-- Start of DATA LISTING --

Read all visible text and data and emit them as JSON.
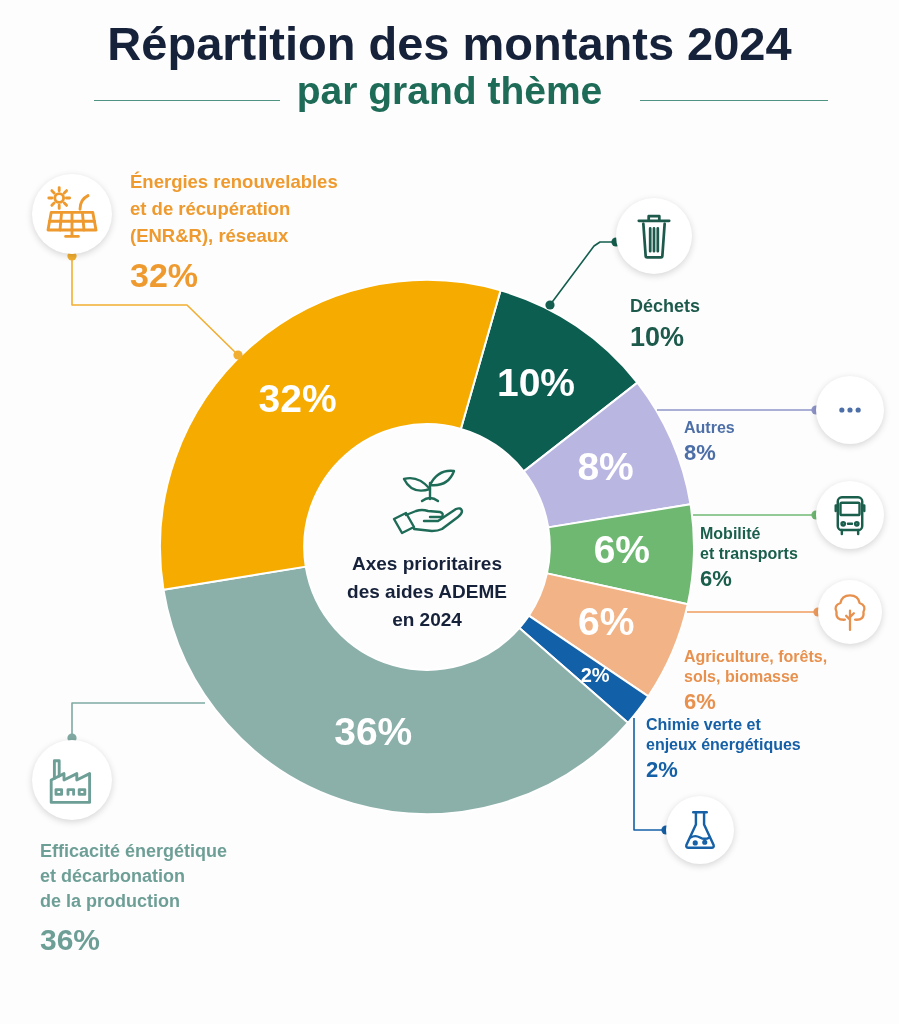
{
  "chart_data": {
    "type": "donut",
    "title": "Répartition des montants 2024",
    "subtitle": "par grand thème",
    "categories": [
      "Déchets",
      "Autres",
      "Mobilité\net transports",
      "Agriculture, forêts,\nsols, biomasse",
      "Chimie verte et\nenjeux énergétiques",
      "Efficacité énergétique\net décarbonation\nde la production",
      "Énergies renouvelables\net de récupération\n(ENR&R), réseaux"
    ],
    "values": [
      10,
      8,
      6,
      6,
      2,
      36,
      32
    ],
    "colors": [
      "#0b5e50",
      "#b9b7e2",
      "#6fb872",
      "#f2b487",
      "#1160a8",
      "#8bb0aa",
      "#f6ab00"
    ],
    "value_labels": [
      "10%",
      "8%",
      "6%",
      "6%",
      "2%",
      "36%",
      "32%"
    ],
    "annotations": [
      "Axes prioritaires\ndes aides ADEME\nen 2024"
    ]
  }
}
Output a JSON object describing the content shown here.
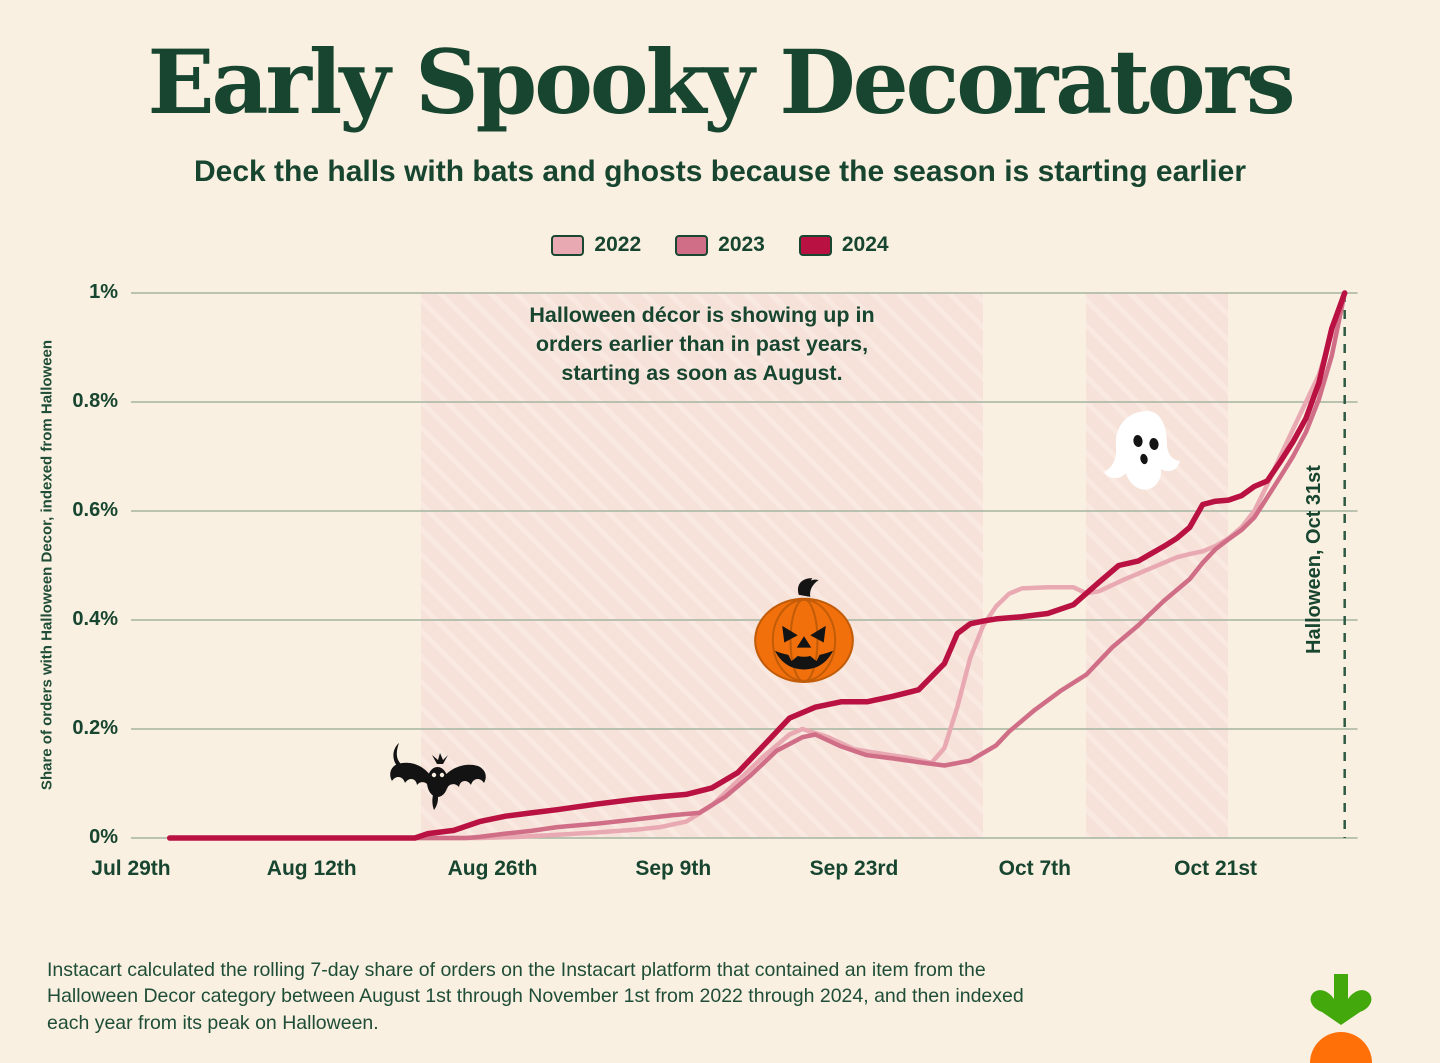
{
  "header": {
    "title": "Early Spooky Decorators",
    "subtitle": "Deck the halls with bats and ghosts because the season is starting earlier"
  },
  "legend": {
    "items": [
      {
        "label": "2022",
        "color": "#e9a9b3"
      },
      {
        "label": "2023",
        "color": "#d06e87"
      },
      {
        "label": "2024",
        "color": "#b81142"
      }
    ]
  },
  "chart": {
    "y_axis_title": "Share of orders with Halloween Decor, indexed from Halloween",
    "annotation": "Halloween décor is showing up in\norders earlier than in past years,\nstarting as soon as August.",
    "halloween_label": "Halloween, Oct 31st"
  },
  "chart_data": {
    "type": "line",
    "title": "Early Spooky Decorators",
    "xlabel": "",
    "ylabel": "Share of orders with Halloween Decor, indexed from Halloween",
    "x_unit": "days since Aug 1",
    "xlim_days": [
      -3,
      92
    ],
    "ylim": [
      0,
      1
    ],
    "grid": true,
    "legend_position": "top-center",
    "x_ticks": [
      {
        "label": "Jul 29th",
        "day": -3
      },
      {
        "label": "Aug 12th",
        "day": 11
      },
      {
        "label": "Aug 26th",
        "day": 25
      },
      {
        "label": "Sep 9th",
        "day": 39
      },
      {
        "label": "Sep 23rd",
        "day": 53
      },
      {
        "label": "Oct 7th",
        "day": 67
      },
      {
        "label": "Oct 21st",
        "day": 81
      }
    ],
    "y_ticks": [
      {
        "label": "0%",
        "value": 0
      },
      {
        "label": "0.2%",
        "value": 0.2
      },
      {
        "label": "0.4%",
        "value": 0.4
      },
      {
        "label": "0.6%",
        "value": 0.6
      },
      {
        "label": "0.8%",
        "value": 0.8
      },
      {
        "label": "1%",
        "value": 1
      }
    ],
    "halloween_day": 91,
    "shaded_regions": [
      {
        "start_day": 19.5,
        "end_day": 63
      },
      {
        "start_day": 71,
        "end_day": 82
      }
    ],
    "series": [
      {
        "name": "2022",
        "color": "#e9a9b3",
        "width": 4.5,
        "points": [
          [
            0,
            0
          ],
          [
            6,
            0
          ],
          [
            12,
            0
          ],
          [
            18,
            0
          ],
          [
            24,
            0
          ],
          [
            27,
            0.002
          ],
          [
            30,
            0.006
          ],
          [
            33,
            0.01
          ],
          [
            36,
            0.015
          ],
          [
            38,
            0.02
          ],
          [
            40,
            0.03
          ],
          [
            41,
            0.045
          ],
          [
            42,
            0.06
          ],
          [
            44,
            0.105
          ],
          [
            46,
            0.15
          ],
          [
            48,
            0.19
          ],
          [
            49,
            0.2
          ],
          [
            51,
            0.185
          ],
          [
            53,
            0.163
          ],
          [
            55,
            0.155
          ],
          [
            57,
            0.148
          ],
          [
            59,
            0.138
          ],
          [
            60,
            0.165
          ],
          [
            61,
            0.24
          ],
          [
            62,
            0.33
          ],
          [
            63,
            0.39
          ],
          [
            64,
            0.425
          ],
          [
            65,
            0.448
          ],
          [
            66,
            0.458
          ],
          [
            68,
            0.46
          ],
          [
            70,
            0.46
          ],
          [
            71,
            0.449
          ],
          [
            72,
            0.453
          ],
          [
            74,
            0.475
          ],
          [
            76,
            0.495
          ],
          [
            78,
            0.515
          ],
          [
            79,
            0.521
          ],
          [
            80,
            0.526
          ],
          [
            81,
            0.536
          ],
          [
            82,
            0.55
          ],
          [
            83,
            0.57
          ],
          [
            84,
            0.6
          ],
          [
            85,
            0.648
          ],
          [
            86,
            0.7
          ],
          [
            87,
            0.75
          ],
          [
            88,
            0.8
          ],
          [
            89,
            0.85
          ],
          [
            90,
            0.925
          ],
          [
            91,
            1
          ]
        ]
      },
      {
        "name": "2023",
        "color": "#d06e87",
        "width": 4.5,
        "points": [
          [
            0,
            0
          ],
          [
            6,
            0
          ],
          [
            12,
            0
          ],
          [
            18,
            0
          ],
          [
            23,
            0
          ],
          [
            24,
            0.002
          ],
          [
            26,
            0.008
          ],
          [
            28,
            0.013
          ],
          [
            30,
            0.02
          ],
          [
            33,
            0.026
          ],
          [
            36,
            0.034
          ],
          [
            39,
            0.042
          ],
          [
            41,
            0.046
          ],
          [
            43,
            0.075
          ],
          [
            45,
            0.115
          ],
          [
            47,
            0.16
          ],
          [
            49,
            0.185
          ],
          [
            50,
            0.19
          ],
          [
            52,
            0.168
          ],
          [
            54,
            0.152
          ],
          [
            56,
            0.146
          ],
          [
            58,
            0.139
          ],
          [
            60,
            0.133
          ],
          [
            62,
            0.142
          ],
          [
            64,
            0.17
          ],
          [
            65,
            0.195
          ],
          [
            67,
            0.235
          ],
          [
            69,
            0.27
          ],
          [
            71,
            0.3
          ],
          [
            73,
            0.35
          ],
          [
            75,
            0.39
          ],
          [
            77,
            0.435
          ],
          [
            79,
            0.475
          ],
          [
            80,
            0.505
          ],
          [
            81,
            0.53
          ],
          [
            82,
            0.548
          ],
          [
            83,
            0.565
          ],
          [
            84,
            0.588
          ],
          [
            85,
            0.625
          ],
          [
            86,
            0.662
          ],
          [
            87,
            0.7
          ],
          [
            88,
            0.745
          ],
          [
            89,
            0.805
          ],
          [
            90,
            0.885
          ],
          [
            91,
            1
          ]
        ]
      },
      {
        "name": "2024",
        "color": "#b81142",
        "width": 5.5,
        "points": [
          [
            0,
            0
          ],
          [
            6,
            0
          ],
          [
            12,
            0
          ],
          [
            19,
            0
          ],
          [
            20,
            0.008
          ],
          [
            22,
            0.014
          ],
          [
            24,
            0.03
          ],
          [
            26,
            0.04
          ],
          [
            28,
            0.046
          ],
          [
            30,
            0.052
          ],
          [
            33,
            0.062
          ],
          [
            36,
            0.071
          ],
          [
            38,
            0.076
          ],
          [
            40,
            0.08
          ],
          [
            42,
            0.092
          ],
          [
            44,
            0.12
          ],
          [
            46,
            0.17
          ],
          [
            48,
            0.22
          ],
          [
            50,
            0.24
          ],
          [
            52,
            0.25
          ],
          [
            54,
            0.25
          ],
          [
            56,
            0.26
          ],
          [
            58,
            0.272
          ],
          [
            60,
            0.32
          ],
          [
            61,
            0.375
          ],
          [
            62,
            0.393
          ],
          [
            63,
            0.398
          ],
          [
            64,
            0.402
          ],
          [
            66,
            0.406
          ],
          [
            68,
            0.412
          ],
          [
            70,
            0.428
          ],
          [
            72,
            0.47
          ],
          [
            73.5,
            0.5
          ],
          [
            75,
            0.508
          ],
          [
            77,
            0.535
          ],
          [
            78,
            0.55
          ],
          [
            79,
            0.57
          ],
          [
            80,
            0.612
          ],
          [
            81,
            0.618
          ],
          [
            82,
            0.62
          ],
          [
            83,
            0.628
          ],
          [
            84,
            0.645
          ],
          [
            85,
            0.655
          ],
          [
            86,
            0.69
          ],
          [
            87,
            0.727
          ],
          [
            88,
            0.77
          ],
          [
            89,
            0.835
          ],
          [
            90,
            0.935
          ],
          [
            91,
            1
          ]
        ]
      }
    ]
  },
  "footer": {
    "text": "Instacart calculated the rolling 7-day share of orders on the Instacart platform that contained an item from the\nHalloween Decor category between August 1st through November 1st from 2022 through 2024, and then indexed\neach year from its peak on Halloween."
  },
  "colors": {
    "background": "#f9f0e1",
    "text_green": "#17452f",
    "gridline": "#a6b4a0",
    "dashed_line": "#2d5a43",
    "region_fill": "#f6e2d9",
    "region_stripe": "#f9e9e1",
    "logo_green": "#43a80b",
    "logo_orange": "#ff7009"
  }
}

-- End of DATA LISTING --

REQUIREMENT
Where a line contains "August", copy that line.

FULL ANSWER
    "annotation": "Halloween décor is showing up in\norders earlier than in past years,\nstarting as soon as August.",
    "text": "Instacart calculated the rolling 7-day share of orders on the Instacart platform that contained an item from the\nHalloween Decor category between August 1st through November 1st from 2022 through 2024, and then indexed\neach year from its peak on Halloween."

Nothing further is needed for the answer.